What you should do:
Copy out every line exactly, passing over the pictures.

Records:
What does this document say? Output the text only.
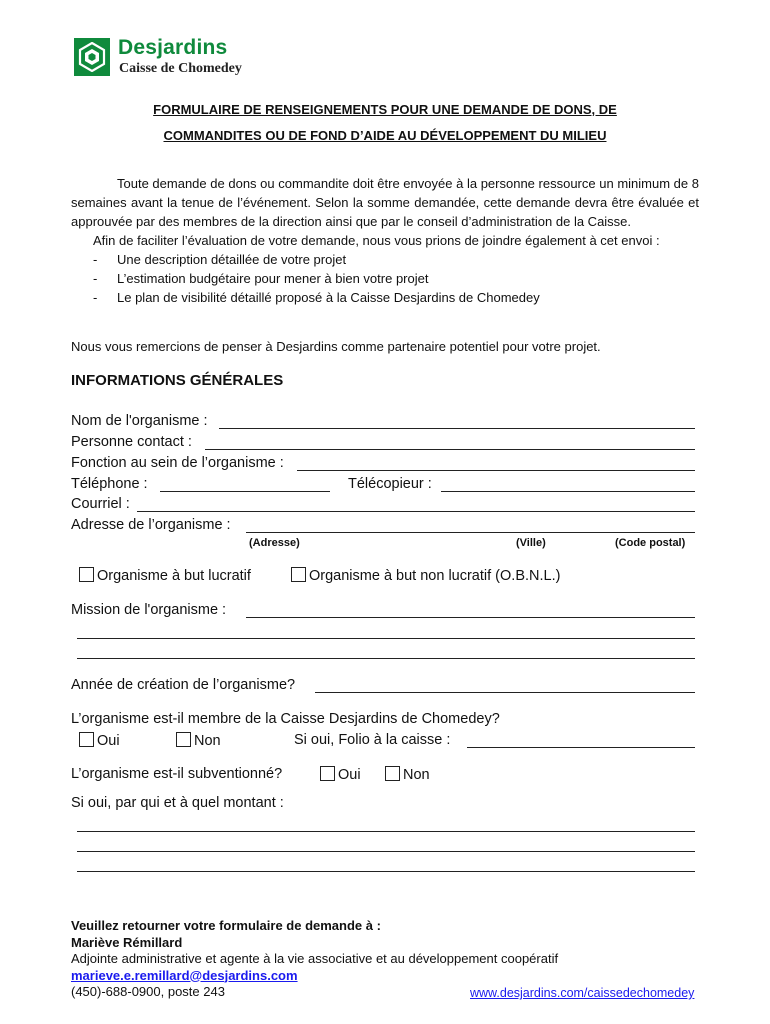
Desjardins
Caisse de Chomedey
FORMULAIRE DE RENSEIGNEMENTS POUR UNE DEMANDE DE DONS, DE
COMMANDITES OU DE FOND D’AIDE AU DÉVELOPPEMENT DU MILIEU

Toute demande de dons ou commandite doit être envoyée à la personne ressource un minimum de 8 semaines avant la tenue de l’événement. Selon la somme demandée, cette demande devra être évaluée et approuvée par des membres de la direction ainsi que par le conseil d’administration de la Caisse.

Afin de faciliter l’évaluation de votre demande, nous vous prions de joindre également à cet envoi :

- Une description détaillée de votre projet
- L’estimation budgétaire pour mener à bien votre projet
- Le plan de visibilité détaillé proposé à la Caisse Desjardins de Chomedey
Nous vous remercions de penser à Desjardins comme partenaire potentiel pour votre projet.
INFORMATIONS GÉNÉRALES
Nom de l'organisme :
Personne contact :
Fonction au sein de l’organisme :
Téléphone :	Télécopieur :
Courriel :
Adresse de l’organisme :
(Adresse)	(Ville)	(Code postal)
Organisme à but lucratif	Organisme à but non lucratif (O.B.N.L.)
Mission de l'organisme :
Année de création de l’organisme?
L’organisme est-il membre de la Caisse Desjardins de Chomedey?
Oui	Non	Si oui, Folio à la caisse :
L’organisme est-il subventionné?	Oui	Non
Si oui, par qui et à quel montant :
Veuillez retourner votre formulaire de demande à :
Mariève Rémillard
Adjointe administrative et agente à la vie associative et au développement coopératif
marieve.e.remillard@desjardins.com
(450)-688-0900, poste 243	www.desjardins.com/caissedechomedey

Solution to the exercise:
What does this document say? Output the text only.
Desjardins
Caisse de Chomedey
FORMULAIRE DE RENSEIGNEMENTS POUR UNE DEMANDE DE DONS, DE
COMMANDITES OU DE FOND D’AIDE AU DÉVELOPPEMENT DU MILIEU

Toute demande de dons ou commandite doit être envoyée à la personne ressource un minimum de 8 semaines avant la tenue de l’événement. Selon la somme demandée, cette demande devra être évaluée et approuvée par des membres de la direction ainsi que par le conseil d’administration de la Caisse.

Afin de faciliter l’évaluation de votre demande, nous vous prions de joindre également à cet envoi :

- Une description détaillée de votre projet
- L’estimation budgétaire pour mener à bien votre projet
- Le plan de visibilité détaillé proposé à la Caisse Desjardins de Chomedey
Nous vous remercions de penser à Desjardins comme partenaire potentiel pour votre projet.
INFORMATIONS GÉNÉRALES
Nom de l'organisme :
Personne contact :
Fonction au sein de l’organisme :
Téléphone :	Télécopieur :
Courriel :
Adresse de l’organisme :
(Adresse)	(Ville)	(Code postal)
Organisme à but lucratif	Organisme à but non lucratif (O.B.N.L.)
Mission de l'organisme :
Année de création de l’organisme?
L’organisme est-il membre de la Caisse Desjardins de Chomedey?
Oui	Non	Si oui, Folio à la caisse :
L’organisme est-il subventionné?	Oui	Non
Si oui, par qui et à quel montant :
Veuillez retourner votre formulaire de demande à :
Mariève Rémillard
Adjointe administrative et agente à la vie associative et au développement coopératif
marieve.e.remillard@desjardins.com
(450)-688-0900, poste 243	www.desjardins.com/caissedechomedey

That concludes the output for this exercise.